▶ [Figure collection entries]
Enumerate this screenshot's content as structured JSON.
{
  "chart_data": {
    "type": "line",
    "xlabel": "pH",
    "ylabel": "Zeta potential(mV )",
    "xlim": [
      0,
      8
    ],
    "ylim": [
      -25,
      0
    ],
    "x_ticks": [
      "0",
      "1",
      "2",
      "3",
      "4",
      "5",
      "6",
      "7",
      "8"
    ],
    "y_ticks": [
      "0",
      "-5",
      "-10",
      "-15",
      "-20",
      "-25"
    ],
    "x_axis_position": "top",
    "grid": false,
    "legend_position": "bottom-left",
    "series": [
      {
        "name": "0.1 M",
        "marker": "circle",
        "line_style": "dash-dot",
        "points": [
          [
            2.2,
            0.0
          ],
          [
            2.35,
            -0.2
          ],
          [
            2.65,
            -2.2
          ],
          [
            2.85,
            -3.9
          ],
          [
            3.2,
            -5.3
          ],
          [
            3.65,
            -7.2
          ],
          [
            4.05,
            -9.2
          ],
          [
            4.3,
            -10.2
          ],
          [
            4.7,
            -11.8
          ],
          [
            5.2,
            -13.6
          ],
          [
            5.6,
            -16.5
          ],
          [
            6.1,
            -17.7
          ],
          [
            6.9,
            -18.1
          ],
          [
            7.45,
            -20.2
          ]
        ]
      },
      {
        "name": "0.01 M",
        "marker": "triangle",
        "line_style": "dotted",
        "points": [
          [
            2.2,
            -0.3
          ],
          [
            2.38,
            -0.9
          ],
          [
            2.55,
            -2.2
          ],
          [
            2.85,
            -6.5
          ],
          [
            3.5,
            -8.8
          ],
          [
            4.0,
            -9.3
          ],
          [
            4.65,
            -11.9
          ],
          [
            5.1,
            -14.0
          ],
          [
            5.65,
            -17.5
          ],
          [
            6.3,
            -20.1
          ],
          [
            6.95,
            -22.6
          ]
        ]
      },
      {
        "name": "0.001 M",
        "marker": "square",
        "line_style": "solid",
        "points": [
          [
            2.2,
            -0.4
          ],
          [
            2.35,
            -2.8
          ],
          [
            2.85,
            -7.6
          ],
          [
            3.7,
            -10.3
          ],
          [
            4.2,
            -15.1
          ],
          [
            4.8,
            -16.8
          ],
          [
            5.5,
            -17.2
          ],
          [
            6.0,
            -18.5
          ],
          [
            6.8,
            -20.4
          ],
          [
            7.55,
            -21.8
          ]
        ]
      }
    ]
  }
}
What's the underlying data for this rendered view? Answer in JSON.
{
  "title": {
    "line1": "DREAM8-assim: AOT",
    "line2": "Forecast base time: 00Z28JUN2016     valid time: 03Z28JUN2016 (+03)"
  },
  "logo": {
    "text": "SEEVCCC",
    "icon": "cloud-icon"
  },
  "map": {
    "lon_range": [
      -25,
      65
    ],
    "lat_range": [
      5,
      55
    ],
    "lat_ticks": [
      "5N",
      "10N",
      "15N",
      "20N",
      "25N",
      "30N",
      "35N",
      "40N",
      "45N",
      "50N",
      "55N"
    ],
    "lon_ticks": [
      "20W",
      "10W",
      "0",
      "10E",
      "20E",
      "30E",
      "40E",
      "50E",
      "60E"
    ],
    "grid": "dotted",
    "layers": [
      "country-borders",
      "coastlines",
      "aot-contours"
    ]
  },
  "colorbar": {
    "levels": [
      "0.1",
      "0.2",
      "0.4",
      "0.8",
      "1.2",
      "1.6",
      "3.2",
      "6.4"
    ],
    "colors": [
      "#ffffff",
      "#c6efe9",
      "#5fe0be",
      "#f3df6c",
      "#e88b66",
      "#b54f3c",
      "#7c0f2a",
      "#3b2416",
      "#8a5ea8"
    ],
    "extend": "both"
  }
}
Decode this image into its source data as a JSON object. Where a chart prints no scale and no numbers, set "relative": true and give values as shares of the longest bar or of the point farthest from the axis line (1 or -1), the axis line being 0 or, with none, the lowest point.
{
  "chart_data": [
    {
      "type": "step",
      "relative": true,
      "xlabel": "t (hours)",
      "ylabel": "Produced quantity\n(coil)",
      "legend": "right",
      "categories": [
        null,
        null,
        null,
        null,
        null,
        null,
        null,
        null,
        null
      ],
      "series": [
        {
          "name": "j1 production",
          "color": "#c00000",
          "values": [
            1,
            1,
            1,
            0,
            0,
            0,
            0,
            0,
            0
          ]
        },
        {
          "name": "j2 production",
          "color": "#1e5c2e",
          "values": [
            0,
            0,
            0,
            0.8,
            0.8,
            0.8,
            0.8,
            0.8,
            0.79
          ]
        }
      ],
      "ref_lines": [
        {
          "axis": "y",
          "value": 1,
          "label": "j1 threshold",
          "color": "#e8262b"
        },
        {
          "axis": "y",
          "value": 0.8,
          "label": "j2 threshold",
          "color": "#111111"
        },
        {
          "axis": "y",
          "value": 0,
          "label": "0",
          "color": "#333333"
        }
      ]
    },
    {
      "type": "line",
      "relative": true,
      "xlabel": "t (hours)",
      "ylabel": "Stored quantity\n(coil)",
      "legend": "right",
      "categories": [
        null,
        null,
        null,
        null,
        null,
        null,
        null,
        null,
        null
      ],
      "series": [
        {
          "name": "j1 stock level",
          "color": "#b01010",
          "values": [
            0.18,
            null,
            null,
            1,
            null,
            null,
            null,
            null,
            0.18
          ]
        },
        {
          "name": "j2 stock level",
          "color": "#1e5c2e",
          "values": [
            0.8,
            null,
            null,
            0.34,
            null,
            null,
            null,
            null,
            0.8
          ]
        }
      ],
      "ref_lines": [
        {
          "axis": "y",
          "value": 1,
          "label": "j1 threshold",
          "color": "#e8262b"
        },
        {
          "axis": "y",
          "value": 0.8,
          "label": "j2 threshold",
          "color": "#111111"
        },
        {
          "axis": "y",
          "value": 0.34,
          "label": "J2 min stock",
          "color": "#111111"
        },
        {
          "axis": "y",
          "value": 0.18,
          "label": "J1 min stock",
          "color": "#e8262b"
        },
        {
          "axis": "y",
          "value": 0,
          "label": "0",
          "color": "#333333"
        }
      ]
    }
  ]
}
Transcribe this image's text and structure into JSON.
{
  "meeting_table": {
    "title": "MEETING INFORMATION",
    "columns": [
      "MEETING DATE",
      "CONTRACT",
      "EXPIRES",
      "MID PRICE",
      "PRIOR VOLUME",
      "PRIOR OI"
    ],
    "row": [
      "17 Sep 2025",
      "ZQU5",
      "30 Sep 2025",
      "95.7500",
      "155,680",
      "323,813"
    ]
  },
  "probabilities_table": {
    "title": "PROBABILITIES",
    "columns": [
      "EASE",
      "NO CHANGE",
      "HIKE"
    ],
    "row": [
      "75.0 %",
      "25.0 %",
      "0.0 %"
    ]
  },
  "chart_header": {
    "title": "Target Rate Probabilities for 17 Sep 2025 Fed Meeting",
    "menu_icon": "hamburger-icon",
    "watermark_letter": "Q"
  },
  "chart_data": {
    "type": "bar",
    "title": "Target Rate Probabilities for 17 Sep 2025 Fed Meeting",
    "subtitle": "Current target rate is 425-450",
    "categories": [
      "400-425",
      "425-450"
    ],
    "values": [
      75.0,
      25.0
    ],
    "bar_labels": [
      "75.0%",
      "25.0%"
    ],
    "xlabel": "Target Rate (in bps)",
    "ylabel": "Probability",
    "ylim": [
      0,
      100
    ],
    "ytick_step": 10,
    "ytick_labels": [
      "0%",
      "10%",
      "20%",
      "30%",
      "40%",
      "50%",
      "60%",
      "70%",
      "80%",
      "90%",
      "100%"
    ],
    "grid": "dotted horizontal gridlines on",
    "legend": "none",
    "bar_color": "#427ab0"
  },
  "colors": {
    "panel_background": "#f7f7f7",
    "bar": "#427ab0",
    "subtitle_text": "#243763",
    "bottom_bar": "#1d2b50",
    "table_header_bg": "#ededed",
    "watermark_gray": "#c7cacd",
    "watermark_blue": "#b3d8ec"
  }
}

▶ [Requirement]
Using the records above, gather all lines where the string "production" is present.

▶ [Exercise response]
          "name": "j1 production",
          "name": "j2 production",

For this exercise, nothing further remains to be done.